PROBLEM TO SOLVE
Whenever a line contains the string "Give", copy it out of the entries.

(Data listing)
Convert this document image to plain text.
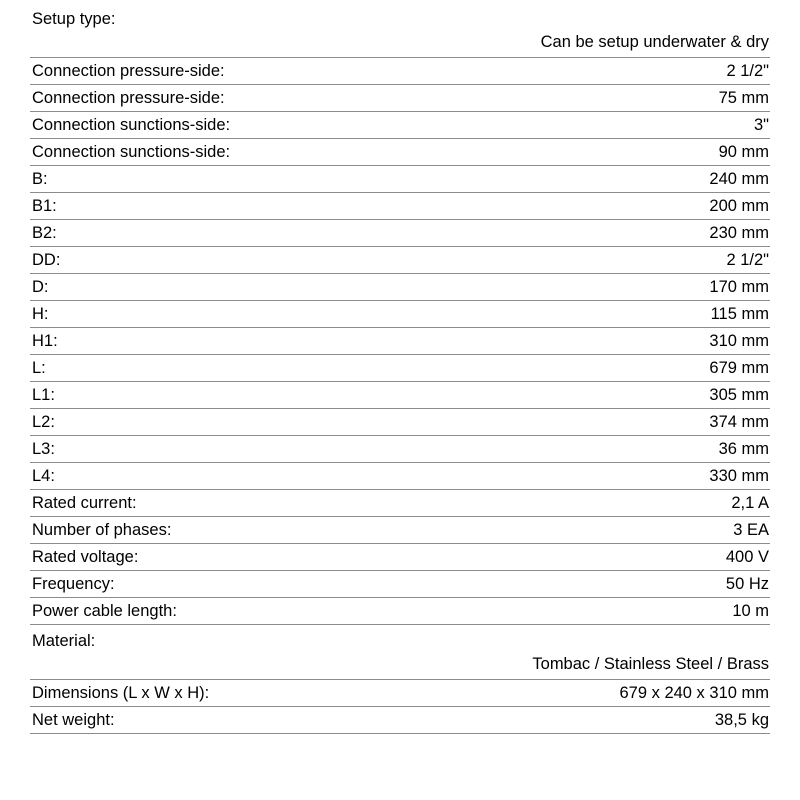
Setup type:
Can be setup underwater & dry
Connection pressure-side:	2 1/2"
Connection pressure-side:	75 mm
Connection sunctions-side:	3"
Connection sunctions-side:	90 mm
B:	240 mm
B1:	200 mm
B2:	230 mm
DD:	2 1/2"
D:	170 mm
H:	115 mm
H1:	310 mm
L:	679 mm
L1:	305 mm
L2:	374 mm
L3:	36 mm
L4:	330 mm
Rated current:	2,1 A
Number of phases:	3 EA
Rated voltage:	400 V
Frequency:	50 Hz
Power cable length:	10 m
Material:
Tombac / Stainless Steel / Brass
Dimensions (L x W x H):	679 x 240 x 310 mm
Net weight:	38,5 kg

==

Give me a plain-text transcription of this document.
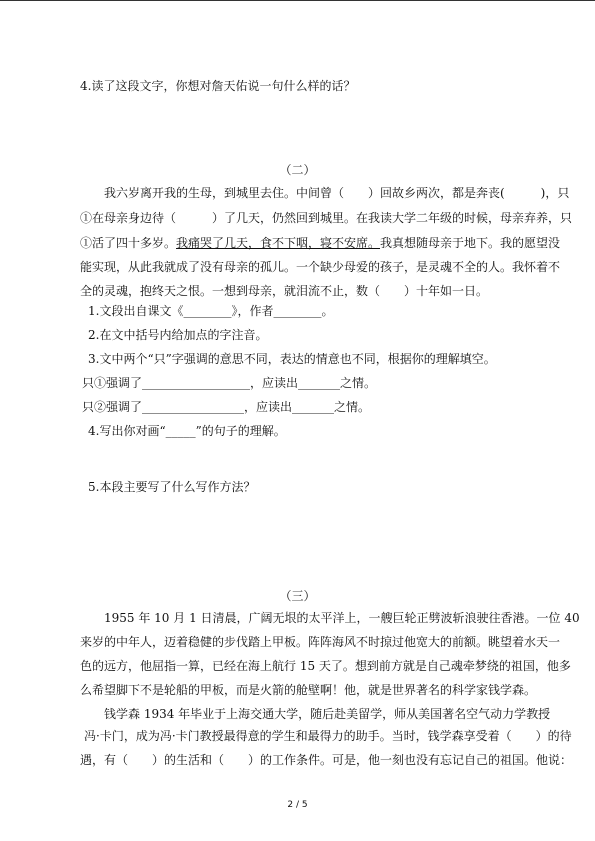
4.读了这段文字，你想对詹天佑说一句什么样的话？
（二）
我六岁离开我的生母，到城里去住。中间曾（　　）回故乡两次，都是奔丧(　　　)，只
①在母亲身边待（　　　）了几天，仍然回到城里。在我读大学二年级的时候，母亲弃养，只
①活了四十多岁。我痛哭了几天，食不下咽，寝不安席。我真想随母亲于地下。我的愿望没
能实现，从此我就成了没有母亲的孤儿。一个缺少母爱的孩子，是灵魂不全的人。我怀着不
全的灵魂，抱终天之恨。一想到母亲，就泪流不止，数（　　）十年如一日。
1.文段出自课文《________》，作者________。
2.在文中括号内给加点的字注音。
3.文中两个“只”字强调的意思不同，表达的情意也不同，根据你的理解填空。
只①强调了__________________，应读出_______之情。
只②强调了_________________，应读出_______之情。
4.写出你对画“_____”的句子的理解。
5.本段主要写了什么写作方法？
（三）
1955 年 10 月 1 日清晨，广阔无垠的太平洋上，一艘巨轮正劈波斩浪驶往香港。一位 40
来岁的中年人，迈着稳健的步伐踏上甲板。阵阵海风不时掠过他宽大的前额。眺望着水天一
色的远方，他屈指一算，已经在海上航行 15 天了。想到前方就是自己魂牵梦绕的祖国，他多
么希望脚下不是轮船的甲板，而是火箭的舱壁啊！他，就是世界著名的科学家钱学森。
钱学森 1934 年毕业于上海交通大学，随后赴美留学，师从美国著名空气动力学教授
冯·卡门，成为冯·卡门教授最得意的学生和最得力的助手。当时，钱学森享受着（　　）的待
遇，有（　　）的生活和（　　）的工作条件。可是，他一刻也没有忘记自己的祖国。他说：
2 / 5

* * *

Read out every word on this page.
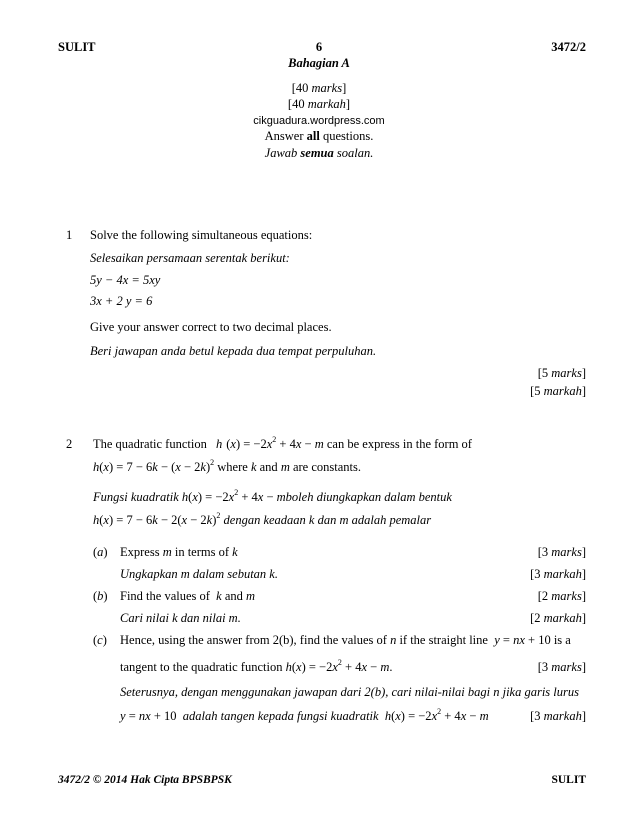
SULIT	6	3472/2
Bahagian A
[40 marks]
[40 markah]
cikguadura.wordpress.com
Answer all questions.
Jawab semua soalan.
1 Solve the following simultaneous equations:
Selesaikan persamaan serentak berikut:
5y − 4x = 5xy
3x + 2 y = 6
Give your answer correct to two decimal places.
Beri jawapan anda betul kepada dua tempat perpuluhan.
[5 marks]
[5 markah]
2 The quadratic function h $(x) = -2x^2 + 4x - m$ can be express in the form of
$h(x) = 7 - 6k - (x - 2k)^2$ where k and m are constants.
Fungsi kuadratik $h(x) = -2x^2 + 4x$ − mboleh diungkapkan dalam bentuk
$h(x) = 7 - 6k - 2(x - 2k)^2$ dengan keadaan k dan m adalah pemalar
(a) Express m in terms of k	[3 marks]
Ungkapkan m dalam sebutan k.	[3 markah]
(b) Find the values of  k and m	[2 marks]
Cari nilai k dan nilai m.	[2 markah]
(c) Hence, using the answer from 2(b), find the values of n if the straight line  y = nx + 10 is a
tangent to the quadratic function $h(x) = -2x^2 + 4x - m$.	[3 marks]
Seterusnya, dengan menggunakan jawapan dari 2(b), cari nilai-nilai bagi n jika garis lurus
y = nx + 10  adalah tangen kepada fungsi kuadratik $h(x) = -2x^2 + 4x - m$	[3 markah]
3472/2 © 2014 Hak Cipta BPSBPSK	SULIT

WRITTEN SOLUTION
Give me a plain-text transcription of this document.
Give your answer correct to two decimal places.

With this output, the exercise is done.